Lines of data:
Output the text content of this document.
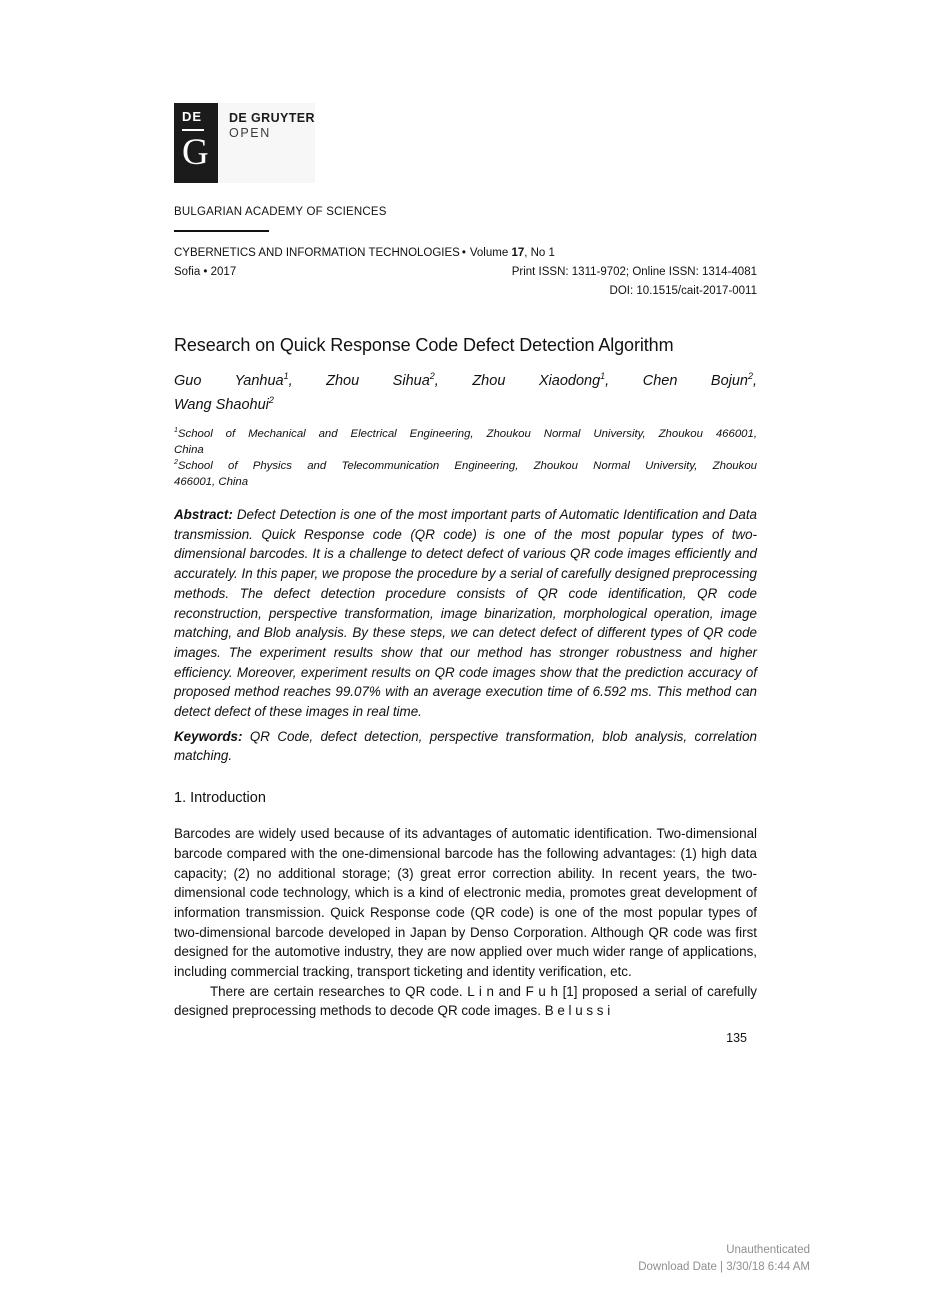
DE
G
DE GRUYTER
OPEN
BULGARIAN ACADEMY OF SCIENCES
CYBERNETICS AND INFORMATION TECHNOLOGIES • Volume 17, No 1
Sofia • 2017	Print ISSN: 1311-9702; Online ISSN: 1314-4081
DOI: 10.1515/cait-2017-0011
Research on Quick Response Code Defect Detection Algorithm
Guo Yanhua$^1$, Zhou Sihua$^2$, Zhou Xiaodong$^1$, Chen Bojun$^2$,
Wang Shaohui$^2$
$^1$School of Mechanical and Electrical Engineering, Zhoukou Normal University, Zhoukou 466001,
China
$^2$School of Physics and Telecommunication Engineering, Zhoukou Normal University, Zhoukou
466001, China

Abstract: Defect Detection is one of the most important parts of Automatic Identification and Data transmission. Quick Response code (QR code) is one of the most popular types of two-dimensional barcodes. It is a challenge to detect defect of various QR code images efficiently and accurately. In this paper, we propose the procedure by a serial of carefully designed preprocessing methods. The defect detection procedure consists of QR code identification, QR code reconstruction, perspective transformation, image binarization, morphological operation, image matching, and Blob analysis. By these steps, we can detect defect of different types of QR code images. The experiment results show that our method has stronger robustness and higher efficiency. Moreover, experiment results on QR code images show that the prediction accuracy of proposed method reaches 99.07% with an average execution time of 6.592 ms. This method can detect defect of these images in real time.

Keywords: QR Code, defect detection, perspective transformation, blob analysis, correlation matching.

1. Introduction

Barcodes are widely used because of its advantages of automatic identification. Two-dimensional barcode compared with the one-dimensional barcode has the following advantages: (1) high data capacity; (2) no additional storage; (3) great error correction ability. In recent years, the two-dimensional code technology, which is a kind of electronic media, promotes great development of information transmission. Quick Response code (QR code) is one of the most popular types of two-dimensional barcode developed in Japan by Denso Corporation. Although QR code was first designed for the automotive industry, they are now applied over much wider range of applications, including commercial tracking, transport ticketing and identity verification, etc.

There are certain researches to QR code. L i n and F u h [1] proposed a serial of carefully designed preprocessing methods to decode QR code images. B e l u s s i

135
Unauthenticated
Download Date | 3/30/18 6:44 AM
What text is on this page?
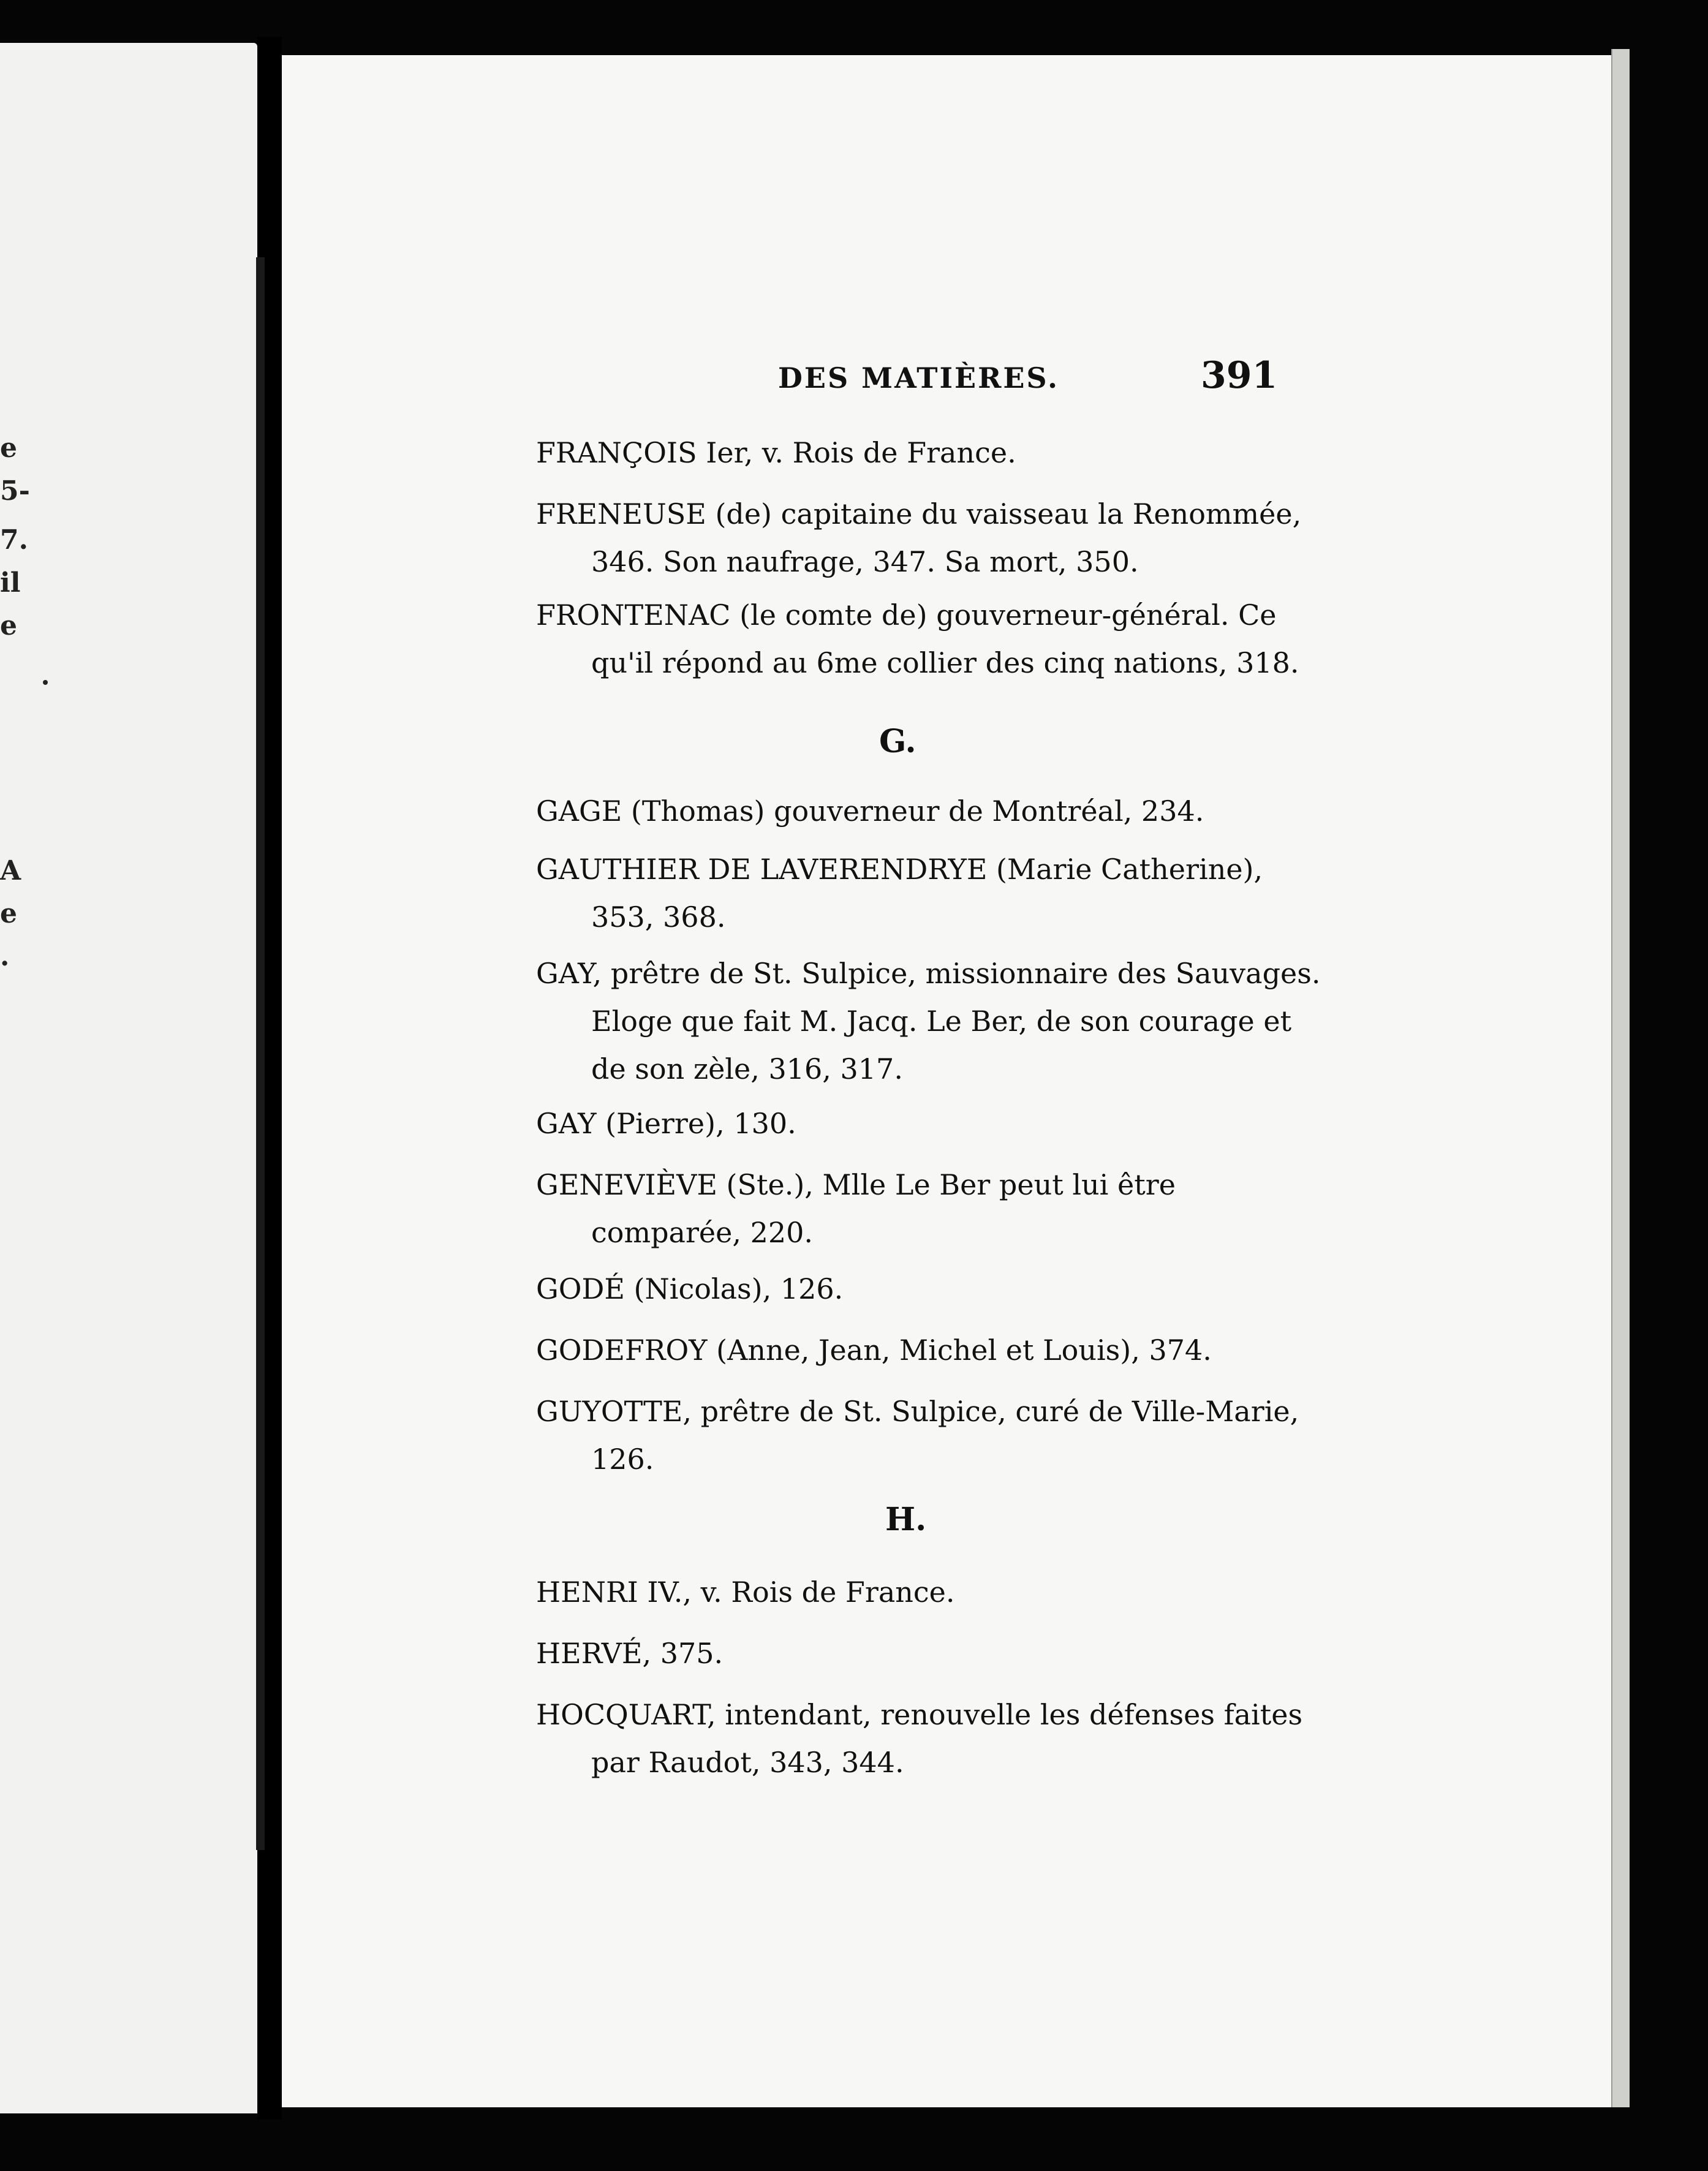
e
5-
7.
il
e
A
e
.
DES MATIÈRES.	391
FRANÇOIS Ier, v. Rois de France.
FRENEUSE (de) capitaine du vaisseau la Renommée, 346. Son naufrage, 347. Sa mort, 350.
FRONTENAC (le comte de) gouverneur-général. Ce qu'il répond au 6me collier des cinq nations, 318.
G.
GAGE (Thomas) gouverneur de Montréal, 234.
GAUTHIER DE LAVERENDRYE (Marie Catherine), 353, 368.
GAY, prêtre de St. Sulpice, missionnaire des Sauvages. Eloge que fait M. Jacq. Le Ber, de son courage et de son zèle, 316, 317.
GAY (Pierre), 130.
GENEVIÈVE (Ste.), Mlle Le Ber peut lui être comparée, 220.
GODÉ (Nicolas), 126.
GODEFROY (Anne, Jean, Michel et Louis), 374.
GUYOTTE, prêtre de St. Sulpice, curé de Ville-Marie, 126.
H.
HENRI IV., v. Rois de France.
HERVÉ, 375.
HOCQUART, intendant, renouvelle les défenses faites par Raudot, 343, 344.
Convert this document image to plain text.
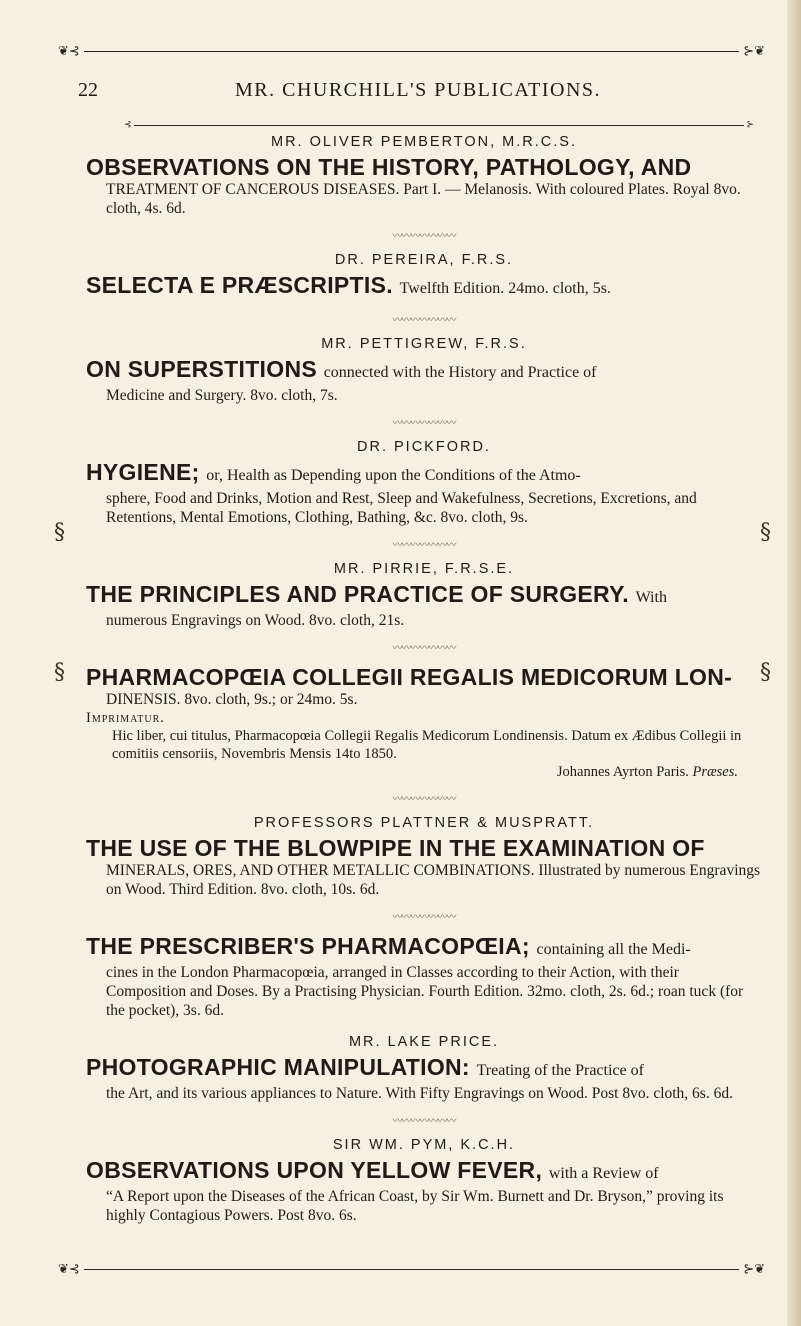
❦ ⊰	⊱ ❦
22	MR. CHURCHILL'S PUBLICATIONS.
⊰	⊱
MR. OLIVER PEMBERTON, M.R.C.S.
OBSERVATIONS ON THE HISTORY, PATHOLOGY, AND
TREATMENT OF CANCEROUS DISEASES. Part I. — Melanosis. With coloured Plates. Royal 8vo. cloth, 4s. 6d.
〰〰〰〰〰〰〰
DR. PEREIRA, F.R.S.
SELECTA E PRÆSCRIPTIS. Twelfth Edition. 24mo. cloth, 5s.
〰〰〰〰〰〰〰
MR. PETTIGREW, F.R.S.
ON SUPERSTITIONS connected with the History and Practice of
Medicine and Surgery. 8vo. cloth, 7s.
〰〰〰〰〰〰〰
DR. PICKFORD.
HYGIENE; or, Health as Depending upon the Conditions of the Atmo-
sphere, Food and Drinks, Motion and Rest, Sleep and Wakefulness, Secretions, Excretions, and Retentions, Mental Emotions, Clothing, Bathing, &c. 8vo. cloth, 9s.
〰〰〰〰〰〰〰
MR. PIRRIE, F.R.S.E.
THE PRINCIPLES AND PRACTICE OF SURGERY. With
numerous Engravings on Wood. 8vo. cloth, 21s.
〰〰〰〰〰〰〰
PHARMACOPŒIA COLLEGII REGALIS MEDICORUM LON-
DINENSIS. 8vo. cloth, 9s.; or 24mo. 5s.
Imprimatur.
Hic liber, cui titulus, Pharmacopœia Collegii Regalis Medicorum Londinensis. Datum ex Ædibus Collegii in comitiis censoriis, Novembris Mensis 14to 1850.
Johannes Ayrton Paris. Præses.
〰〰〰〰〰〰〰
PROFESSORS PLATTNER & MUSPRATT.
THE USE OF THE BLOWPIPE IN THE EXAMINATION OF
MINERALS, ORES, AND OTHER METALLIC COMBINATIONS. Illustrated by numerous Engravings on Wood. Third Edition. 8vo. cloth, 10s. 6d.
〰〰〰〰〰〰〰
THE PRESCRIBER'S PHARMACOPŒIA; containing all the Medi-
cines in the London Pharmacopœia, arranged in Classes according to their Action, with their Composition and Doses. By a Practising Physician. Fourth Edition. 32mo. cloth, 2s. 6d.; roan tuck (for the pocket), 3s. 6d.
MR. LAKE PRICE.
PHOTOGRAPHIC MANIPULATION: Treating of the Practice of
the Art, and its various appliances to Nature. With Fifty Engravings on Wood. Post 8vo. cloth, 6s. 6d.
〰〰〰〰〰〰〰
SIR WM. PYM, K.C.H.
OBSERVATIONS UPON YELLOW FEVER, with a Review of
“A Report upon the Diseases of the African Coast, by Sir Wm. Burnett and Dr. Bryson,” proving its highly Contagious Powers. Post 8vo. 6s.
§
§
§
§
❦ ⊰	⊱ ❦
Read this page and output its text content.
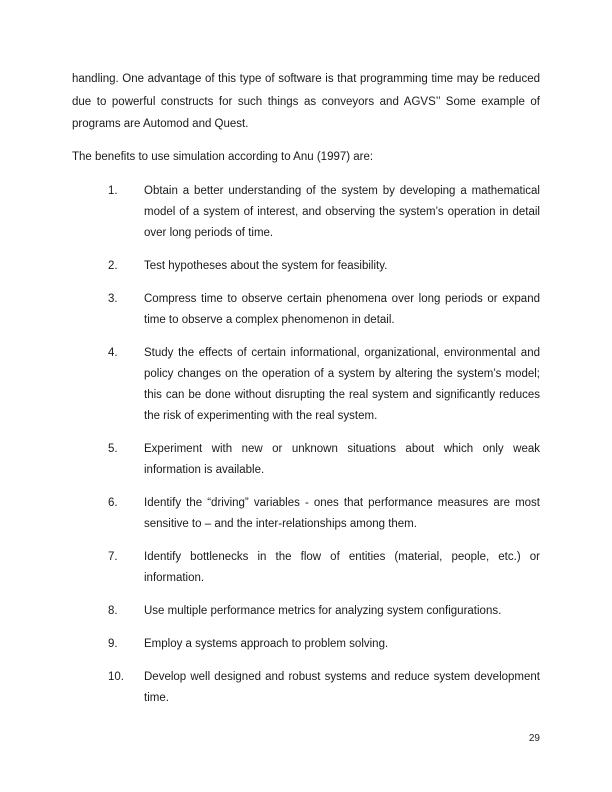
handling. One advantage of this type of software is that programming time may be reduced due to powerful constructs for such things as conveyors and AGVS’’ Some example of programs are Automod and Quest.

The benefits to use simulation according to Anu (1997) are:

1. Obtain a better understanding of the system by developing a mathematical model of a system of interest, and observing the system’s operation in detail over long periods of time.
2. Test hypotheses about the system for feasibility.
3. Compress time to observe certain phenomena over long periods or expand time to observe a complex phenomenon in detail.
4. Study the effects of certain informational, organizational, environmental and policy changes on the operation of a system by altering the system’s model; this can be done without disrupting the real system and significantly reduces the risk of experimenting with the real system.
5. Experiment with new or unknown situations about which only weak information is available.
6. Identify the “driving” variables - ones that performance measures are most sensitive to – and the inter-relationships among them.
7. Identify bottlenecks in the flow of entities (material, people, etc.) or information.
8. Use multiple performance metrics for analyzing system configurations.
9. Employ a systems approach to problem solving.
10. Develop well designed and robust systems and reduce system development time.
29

_Instructions for the task_
Consider the entries above and return each line with the string "numerous".

_Answer below_
numerous Engravings on Wood. 8vo. cloth, 21s.
MINERALS, ORES, AND OTHER METALLIC COMBINATIONS. Illustrated by numerous Engravings on Wood. Third Edition. 8vo. cloth, 10s. 6d.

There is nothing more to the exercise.